====== RAW DATA

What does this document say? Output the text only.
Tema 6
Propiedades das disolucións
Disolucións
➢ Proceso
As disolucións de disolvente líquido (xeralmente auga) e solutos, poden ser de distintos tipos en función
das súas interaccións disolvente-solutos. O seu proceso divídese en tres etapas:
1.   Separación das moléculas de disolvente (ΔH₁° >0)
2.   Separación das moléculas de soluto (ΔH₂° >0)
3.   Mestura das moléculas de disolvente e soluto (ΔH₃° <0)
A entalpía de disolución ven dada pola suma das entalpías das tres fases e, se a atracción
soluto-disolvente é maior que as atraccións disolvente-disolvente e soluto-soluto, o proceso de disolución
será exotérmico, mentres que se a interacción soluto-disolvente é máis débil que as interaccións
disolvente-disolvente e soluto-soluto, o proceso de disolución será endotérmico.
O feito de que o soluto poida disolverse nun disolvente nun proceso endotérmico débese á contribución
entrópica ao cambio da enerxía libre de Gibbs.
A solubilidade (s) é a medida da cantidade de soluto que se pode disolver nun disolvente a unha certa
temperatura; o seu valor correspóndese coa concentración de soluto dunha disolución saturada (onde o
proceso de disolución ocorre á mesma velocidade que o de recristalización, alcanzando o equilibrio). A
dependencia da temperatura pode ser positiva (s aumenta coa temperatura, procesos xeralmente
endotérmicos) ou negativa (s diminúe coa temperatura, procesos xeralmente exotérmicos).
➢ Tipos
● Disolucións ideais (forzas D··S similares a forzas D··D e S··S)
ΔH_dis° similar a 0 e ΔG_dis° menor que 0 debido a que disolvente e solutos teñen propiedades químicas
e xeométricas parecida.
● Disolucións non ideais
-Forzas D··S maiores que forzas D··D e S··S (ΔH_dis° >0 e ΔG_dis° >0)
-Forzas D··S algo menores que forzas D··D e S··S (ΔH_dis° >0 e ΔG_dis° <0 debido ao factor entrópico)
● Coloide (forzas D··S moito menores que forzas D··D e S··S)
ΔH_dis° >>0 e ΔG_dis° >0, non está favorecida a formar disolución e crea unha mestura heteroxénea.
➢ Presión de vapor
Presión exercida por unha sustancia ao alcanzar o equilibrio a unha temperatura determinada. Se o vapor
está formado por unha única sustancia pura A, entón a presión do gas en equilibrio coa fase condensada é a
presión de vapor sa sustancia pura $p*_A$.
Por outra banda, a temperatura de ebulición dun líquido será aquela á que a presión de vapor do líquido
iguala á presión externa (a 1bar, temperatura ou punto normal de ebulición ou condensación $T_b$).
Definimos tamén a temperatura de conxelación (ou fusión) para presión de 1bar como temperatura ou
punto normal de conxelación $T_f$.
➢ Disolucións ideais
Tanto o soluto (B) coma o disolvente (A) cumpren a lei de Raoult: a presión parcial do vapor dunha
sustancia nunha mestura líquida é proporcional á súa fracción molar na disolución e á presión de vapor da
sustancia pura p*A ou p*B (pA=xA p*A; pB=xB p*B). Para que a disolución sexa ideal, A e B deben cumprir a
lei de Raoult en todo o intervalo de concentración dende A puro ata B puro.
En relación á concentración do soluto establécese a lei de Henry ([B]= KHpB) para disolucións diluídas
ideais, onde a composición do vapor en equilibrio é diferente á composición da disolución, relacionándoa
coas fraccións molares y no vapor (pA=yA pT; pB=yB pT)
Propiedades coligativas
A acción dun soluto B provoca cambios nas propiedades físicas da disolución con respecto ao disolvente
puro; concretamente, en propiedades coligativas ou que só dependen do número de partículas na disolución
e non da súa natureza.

============

Please repeat the listing above in full and exactly.

What does this document say? Output the text only.
Tema 6
Propiedades das disolucións
Disolucións
➢ Proceso
As disolucións de disolvente líquido (xeralmente auga) e solutos, poden ser de distintos tipos en función
das súas interaccións disolvente-solutos. O seu proceso divídese en tres etapas:
1.   Separación das moléculas de disolvente (ΔH₁° >0)
2.   Separación das moléculas de soluto (ΔH₂° >0)
3.   Mestura das moléculas de disolvente e soluto (ΔH₃° <0)
A entalpía de disolución ven dada pola suma das entalpías das tres fases e, se a atracción
soluto-disolvente é maior que as atraccións disolvente-disolvente e soluto-soluto, o proceso de disolución
será exotérmico, mentres que se a interacción soluto-disolvente é máis débil que as interaccións
disolvente-disolvente e soluto-soluto, o proceso de disolución será endotérmico.
O feito de que o soluto poida disolverse nun disolvente nun proceso endotérmico débese á contribución
entrópica ao cambio da enerxía libre de Gibbs.
A solubilidade (s) é a medida da cantidade de soluto que se pode disolver nun disolvente a unha certa
temperatura; o seu valor correspóndese coa concentración de soluto dunha disolución saturada (onde o
proceso de disolución ocorre á mesma velocidade que o de recristalización, alcanzando o equilibrio). A
dependencia da temperatura pode ser positiva (s aumenta coa temperatura, procesos xeralmente
endotérmicos) ou negativa (s diminúe coa temperatura, procesos xeralmente exotérmicos).
➢ Tipos
● Disolucións ideais (forzas D··S similares a forzas D··D e S··S)
ΔH_dis° similar a 0 e ΔG_dis° menor que 0 debido a que disolvente e solutos teñen propiedades químicas
e xeométricas parecida.
● Disolucións non ideais
-Forzas D··S maiores que forzas D··D e S··S (ΔH_dis° >0 e ΔG_dis° >0)
-Forzas D··S algo menores que forzas D··D e S··S (ΔH_dis° >0 e ΔG_dis° <0 debido ao factor entrópico)
● Coloide (forzas D··S moito menores que forzas D··D e S··S)
ΔH_dis° >>0 e ΔG_dis° >0, non está favorecida a formar disolución e crea unha mestura heteroxénea.
➢ Presión de vapor
Presión exercida por unha sustancia ao alcanzar o equilibrio a unha temperatura determinada. Se o vapor
está formado por unha única sustancia pura A, entón a presión do gas en equilibrio coa fase condensada é a
presión de vapor sa sustancia pura $p*_A$.
Por outra banda, a temperatura de ebulición dun líquido será aquela á que a presión de vapor do líquido
iguala á presión externa (a 1bar, temperatura ou punto normal de ebulición ou condensación $T_b$).
Definimos tamén a temperatura de conxelación (ou fusión) para presión de 1bar como temperatura ou
punto normal de conxelación $T_f$.
➢ Disolucións ideais
Tanto o soluto (B) coma o disolvente (A) cumpren a lei de Raoult: a presión parcial do vapor dunha
sustancia nunha mestura líquida é proporcional á súa fracción molar na disolución e á presión de vapor da
sustancia pura p*A ou p*B (pA=xA p*A; pB=xB p*B). Para que a disolución sexa ideal, A e B deben cumprir a
lei de Raoult en todo o intervalo de concentración dende A puro ata B puro.
En relación á concentración do soluto establécese a lei de Henry ([B]= KHpB) para disolucións diluídas
ideais, onde a composición do vapor en equilibrio é diferente á composición da disolución, relacionándoa
coas fraccións molares y no vapor (pA=yA pT; pB=yB pT)
Propiedades coligativas
A acción dun soluto B provoca cambios nas propiedades físicas da disolución con respecto ao disolvente
puro; concretamente, en propiedades coligativas ou que só dependen do número de partículas na disolución
e non da súa natureza.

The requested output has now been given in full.